* _Given instruction_
Reproduce the material below with every occurrence of "reaction-arrow" replaced by "arrow-symbol", leaving everything else as it is.

══════

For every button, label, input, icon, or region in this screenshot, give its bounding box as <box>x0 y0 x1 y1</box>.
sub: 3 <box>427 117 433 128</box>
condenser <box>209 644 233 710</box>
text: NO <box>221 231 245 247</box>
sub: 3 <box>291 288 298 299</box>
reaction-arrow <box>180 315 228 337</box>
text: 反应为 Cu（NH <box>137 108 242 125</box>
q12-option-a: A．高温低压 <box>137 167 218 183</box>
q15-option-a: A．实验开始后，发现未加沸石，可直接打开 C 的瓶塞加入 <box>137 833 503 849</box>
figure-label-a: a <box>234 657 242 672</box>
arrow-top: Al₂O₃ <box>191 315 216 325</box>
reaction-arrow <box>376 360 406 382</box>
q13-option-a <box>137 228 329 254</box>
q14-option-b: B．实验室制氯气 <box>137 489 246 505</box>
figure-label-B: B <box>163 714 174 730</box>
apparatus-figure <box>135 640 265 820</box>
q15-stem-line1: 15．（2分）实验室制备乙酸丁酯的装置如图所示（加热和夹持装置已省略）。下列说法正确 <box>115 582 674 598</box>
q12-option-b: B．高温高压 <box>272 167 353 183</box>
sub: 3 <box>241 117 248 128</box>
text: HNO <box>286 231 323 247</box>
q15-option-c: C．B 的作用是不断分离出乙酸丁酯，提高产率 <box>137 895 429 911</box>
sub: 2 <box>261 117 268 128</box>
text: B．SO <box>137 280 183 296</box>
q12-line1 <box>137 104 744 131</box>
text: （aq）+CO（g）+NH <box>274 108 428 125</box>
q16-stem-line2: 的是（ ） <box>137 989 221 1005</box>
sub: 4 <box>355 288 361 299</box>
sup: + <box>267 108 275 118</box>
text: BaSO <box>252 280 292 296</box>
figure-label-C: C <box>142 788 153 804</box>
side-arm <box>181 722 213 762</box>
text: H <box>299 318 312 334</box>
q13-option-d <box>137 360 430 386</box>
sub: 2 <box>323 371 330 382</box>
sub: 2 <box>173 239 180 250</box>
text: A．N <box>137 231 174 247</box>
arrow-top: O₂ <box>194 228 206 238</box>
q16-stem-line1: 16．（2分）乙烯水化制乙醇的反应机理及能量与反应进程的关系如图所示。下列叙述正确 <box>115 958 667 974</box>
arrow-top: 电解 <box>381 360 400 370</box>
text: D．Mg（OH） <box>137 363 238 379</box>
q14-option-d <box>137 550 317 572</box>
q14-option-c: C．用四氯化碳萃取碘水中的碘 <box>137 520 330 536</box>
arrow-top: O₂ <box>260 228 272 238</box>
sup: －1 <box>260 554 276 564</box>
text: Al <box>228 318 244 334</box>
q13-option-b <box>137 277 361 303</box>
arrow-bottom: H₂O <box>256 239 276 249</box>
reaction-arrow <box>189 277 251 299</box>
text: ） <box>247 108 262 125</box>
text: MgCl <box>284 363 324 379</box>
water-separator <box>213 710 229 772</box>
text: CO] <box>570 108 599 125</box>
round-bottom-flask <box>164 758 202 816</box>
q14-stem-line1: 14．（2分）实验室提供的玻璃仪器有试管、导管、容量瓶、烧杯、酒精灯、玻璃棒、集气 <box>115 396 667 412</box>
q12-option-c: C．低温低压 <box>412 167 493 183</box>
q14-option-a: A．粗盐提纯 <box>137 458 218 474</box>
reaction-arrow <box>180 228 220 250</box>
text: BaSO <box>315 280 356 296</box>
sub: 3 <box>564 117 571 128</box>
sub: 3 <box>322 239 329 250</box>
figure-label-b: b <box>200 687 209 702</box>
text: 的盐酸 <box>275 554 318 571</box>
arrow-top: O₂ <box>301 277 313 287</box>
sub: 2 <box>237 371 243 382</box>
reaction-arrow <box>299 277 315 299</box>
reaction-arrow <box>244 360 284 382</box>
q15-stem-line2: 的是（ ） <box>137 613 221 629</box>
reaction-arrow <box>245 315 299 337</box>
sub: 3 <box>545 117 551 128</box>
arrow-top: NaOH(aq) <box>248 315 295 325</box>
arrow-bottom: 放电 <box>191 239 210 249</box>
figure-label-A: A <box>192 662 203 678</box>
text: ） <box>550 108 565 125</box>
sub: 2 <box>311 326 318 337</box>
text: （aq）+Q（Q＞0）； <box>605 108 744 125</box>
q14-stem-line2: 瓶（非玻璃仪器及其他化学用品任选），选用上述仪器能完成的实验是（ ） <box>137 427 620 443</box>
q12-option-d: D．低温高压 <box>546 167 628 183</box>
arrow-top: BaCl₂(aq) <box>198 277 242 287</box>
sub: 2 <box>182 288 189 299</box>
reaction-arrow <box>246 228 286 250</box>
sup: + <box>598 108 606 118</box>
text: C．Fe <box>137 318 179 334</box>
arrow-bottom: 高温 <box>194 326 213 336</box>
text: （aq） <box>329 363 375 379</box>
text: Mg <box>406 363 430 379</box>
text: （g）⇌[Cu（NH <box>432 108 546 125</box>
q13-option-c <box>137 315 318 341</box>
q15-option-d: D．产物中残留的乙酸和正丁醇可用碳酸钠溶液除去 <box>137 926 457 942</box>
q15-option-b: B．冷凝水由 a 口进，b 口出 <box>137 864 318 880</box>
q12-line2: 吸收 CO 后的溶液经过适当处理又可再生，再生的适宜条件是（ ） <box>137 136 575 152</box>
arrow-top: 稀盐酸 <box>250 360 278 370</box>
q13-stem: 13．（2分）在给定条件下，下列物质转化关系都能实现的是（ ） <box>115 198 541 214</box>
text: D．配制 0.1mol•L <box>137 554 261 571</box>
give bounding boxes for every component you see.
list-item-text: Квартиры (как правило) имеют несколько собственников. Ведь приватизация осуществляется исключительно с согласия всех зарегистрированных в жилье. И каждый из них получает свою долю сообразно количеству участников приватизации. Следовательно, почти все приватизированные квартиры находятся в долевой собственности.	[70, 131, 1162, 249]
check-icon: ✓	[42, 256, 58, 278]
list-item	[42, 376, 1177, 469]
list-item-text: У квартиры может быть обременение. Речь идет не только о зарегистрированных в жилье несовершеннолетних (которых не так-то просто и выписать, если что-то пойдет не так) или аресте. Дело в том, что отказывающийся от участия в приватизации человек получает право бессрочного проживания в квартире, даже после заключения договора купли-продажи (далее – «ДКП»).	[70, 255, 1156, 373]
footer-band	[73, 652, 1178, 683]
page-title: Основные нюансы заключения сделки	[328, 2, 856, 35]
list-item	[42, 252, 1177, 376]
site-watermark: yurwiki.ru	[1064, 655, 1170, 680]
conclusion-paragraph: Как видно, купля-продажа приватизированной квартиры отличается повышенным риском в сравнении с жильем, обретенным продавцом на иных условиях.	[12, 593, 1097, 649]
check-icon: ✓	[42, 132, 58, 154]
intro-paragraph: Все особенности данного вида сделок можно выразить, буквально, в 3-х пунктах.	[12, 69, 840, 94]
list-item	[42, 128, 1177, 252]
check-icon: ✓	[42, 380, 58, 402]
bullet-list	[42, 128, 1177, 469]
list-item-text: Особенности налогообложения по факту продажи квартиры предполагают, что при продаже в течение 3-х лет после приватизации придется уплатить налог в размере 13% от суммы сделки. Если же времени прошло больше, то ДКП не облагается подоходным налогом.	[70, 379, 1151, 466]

══════

* _Answer to this problem_
For every button, label, input, icon, or region in this screenshot, give its bounding box as <box>x0 y0 x1 y1</box>.
sub: 3 <box>427 117 433 128</box>
condenser <box>209 644 233 710</box>
text: NO <box>221 231 245 247</box>
sub: 3 <box>291 288 298 299</box>
arrow-symbol <box>180 315 228 337</box>
text: 反应为 Cu（NH <box>137 108 242 125</box>
q12-option-a: A．高温低压 <box>137 167 218 183</box>
q15-option-a: A．实验开始后，发现未加沸石，可直接打开 C 的瓶塞加入 <box>137 833 503 849</box>
figure-label-a: a <box>234 657 242 672</box>
arrow-top: Al₂O₃ <box>191 315 216 325</box>
arrow-symbol <box>376 360 406 382</box>
q13-option-a <box>137 228 329 254</box>
q14-option-b: B．实验室制氯气 <box>137 489 246 505</box>
figure-label-B: B <box>163 714 174 730</box>
apparatus-figure <box>135 640 265 820</box>
q15-stem-line1: 15．（2分）实验室制备乙酸丁酯的装置如图所示（加热和夹持装置已省略）。下列说法正确 <box>115 582 674 598</box>
q12-option-b: B．高温高压 <box>272 167 353 183</box>
sub: 3 <box>241 117 248 128</box>
text: HNO <box>286 231 323 247</box>
q15-option-c: C．B 的作用是不断分离出乙酸丁酯，提高产率 <box>137 895 429 911</box>
sub: 2 <box>261 117 268 128</box>
text: B．SO <box>137 280 183 296</box>
q12-line1 <box>137 104 744 131</box>
text: （aq）+CO（g）+NH <box>274 108 428 125</box>
q16-stem-line2: 的是（ ） <box>137 989 221 1005</box>
sub: 4 <box>355 288 361 299</box>
sup: + <box>267 108 275 118</box>
text: BaSO <box>252 280 292 296</box>
figure-label-C: C <box>142 788 153 804</box>
side-arm <box>181 722 213 762</box>
text: H <box>299 318 312 334</box>
q13-option-d <box>137 360 430 386</box>
sub: 2 <box>323 371 330 382</box>
sub: 2 <box>173 239 180 250</box>
text: A．N <box>137 231 174 247</box>
arrow-top: O₂ <box>194 228 206 238</box>
q16-stem-line1: 16．（2分）乙烯水化制乙醇的反应机理及能量与反应进程的关系如图所示。下列叙述正确 <box>115 958 667 974</box>
arrow-top: 电解 <box>381 360 400 370</box>
text: D．Mg（OH） <box>137 363 238 379</box>
q14-option-d <box>137 550 317 572</box>
q14-option-c: C．用四氯化碳萃取碘水中的碘 <box>137 520 330 536</box>
arrow-top: O₂ <box>260 228 272 238</box>
sup: －1 <box>260 554 276 564</box>
text: Al <box>228 318 244 334</box>
q13-option-b <box>137 277 361 303</box>
arrow-bottom: H₂O <box>256 239 276 249</box>
arrow-symbol <box>189 277 251 299</box>
text: ） <box>247 108 262 125</box>
text: MgCl <box>284 363 324 379</box>
water-separator <box>213 710 229 772</box>
text: CO] <box>570 108 599 125</box>
round-bottom-flask <box>164 758 202 816</box>
q14-stem-line1: 14．（2分）实验室提供的玻璃仪器有试管、导管、容量瓶、烧杯、酒精灯、玻璃棒、集气 <box>115 396 667 412</box>
q12-option-c: C．低温低压 <box>412 167 493 183</box>
q14-option-a: A．粗盐提纯 <box>137 458 218 474</box>
arrow-symbol <box>180 228 220 250</box>
text: BaSO <box>315 280 356 296</box>
sub: 3 <box>564 117 571 128</box>
sub: 3 <box>322 239 329 250</box>
figure-label-b: b <box>200 687 209 702</box>
text: 的盐酸 <box>275 554 318 571</box>
arrow-top: O₂ <box>301 277 313 287</box>
sub: 2 <box>237 371 243 382</box>
arrow-symbol <box>299 277 315 299</box>
arrow-symbol <box>244 360 284 382</box>
q15-stem-line2: 的是（ ） <box>137 613 221 629</box>
arrow-symbol <box>245 315 299 337</box>
sub: 3 <box>545 117 551 128</box>
arrow-top: NaOH(aq) <box>248 315 295 325</box>
arrow-bottom: 放电 <box>191 239 210 249</box>
figure-label-A: A <box>192 662 203 678</box>
text: ） <box>550 108 565 125</box>
sub: 2 <box>311 326 318 337</box>
text: （aq）+Q（Q＞0）； <box>605 108 744 125</box>
q14-stem-line2: 瓶（非玻璃仪器及其他化学用品任选），选用上述仪器能完成的实验是（ ） <box>137 427 620 443</box>
q12-option-d: D．低温高压 <box>546 167 628 183</box>
arrow-top: BaCl₂(aq) <box>198 277 242 287</box>
sub: 2 <box>182 288 189 299</box>
arrow-symbol <box>246 228 286 250</box>
sup: + <box>598 108 606 118</box>
text: C．Fe <box>137 318 179 334</box>
arrow-bottom: 高温 <box>194 326 213 336</box>
text: （aq） <box>329 363 375 379</box>
text: Mg <box>406 363 430 379</box>
text: （g）⇌[Cu（NH <box>432 108 546 125</box>
q13-option-c <box>137 315 318 341</box>
q15-option-d: D．产物中残留的乙酸和正丁醇可用碳酸钠溶液除去 <box>137 926 457 942</box>
q15-option-b: B．冷凝水由 a 口进，b 口出 <box>137 864 318 880</box>
q12-line2: 吸收 CO 后的溶液经过适当处理又可再生，再生的适宜条件是（ ） <box>137 136 575 152</box>
arrow-top: 稀盐酸 <box>250 360 278 370</box>
q13-stem: 13．（2分）在给定条件下，下列物质转化关系都能实现的是（ ） <box>115 198 541 214</box>
text: D．配制 0.1mol•L <box>137 554 261 571</box>
give bounding boxes for every component you see.
list-item-text: Квартиры (как правило) имеют несколько собственников. Ведь приватизация осуществляется исключительно с согласия всех зарегистрированных в жилье. И каждый из них получает свою долю сообразно количеству участников приватизации. Следовательно, почти все приватизированные квартиры находятся в долевой собственности.	[70, 131, 1162, 249]
check-icon: ✓	[42, 256, 58, 278]
list-item	[42, 376, 1177, 469]
list-item-text: У квартиры может быть обременение. Речь идет не только о зарегистрированных в жилье несовершеннолетних (которых не так-то просто и выписать, если что-то пойдет не так) или аресте. Дело в том, что отказывающийся от участия в приватизации человек получает право бессрочного проживания в квартире, даже после заключения договора купли-продажи (далее – «ДКП»).	[70, 255, 1156, 373]
footer-band	[73, 652, 1178, 683]
page-title: Основные нюансы заключения сделки	[328, 2, 856, 35]
list-item	[42, 252, 1177, 376]
site-watermark: yurwiki.ru	[1064, 655, 1170, 680]
conclusion-paragraph: Как видно, купля-продажа приватизированной квартиры отличается повышенным риском в сравнении с жильем, обретенным продавцом на иных условиях.	[12, 593, 1097, 649]
check-icon: ✓	[42, 132, 58, 154]
intro-paragraph: Все особенности данного вида сделок можно выразить, буквально, в 3-х пунктах.	[12, 69, 840, 94]
list-item	[42, 128, 1177, 252]
check-icon: ✓	[42, 380, 58, 402]
bullet-list	[42, 128, 1177, 469]
list-item-text: Особенности налогообложения по факту продажи квартиры предполагают, что при продаже в течение 3-х лет после приватизации придется уплатить налог в размере 13% от суммы сделки. Если же времени прошло больше, то ДКП не облагается подоходным налогом.	[70, 379, 1151, 466]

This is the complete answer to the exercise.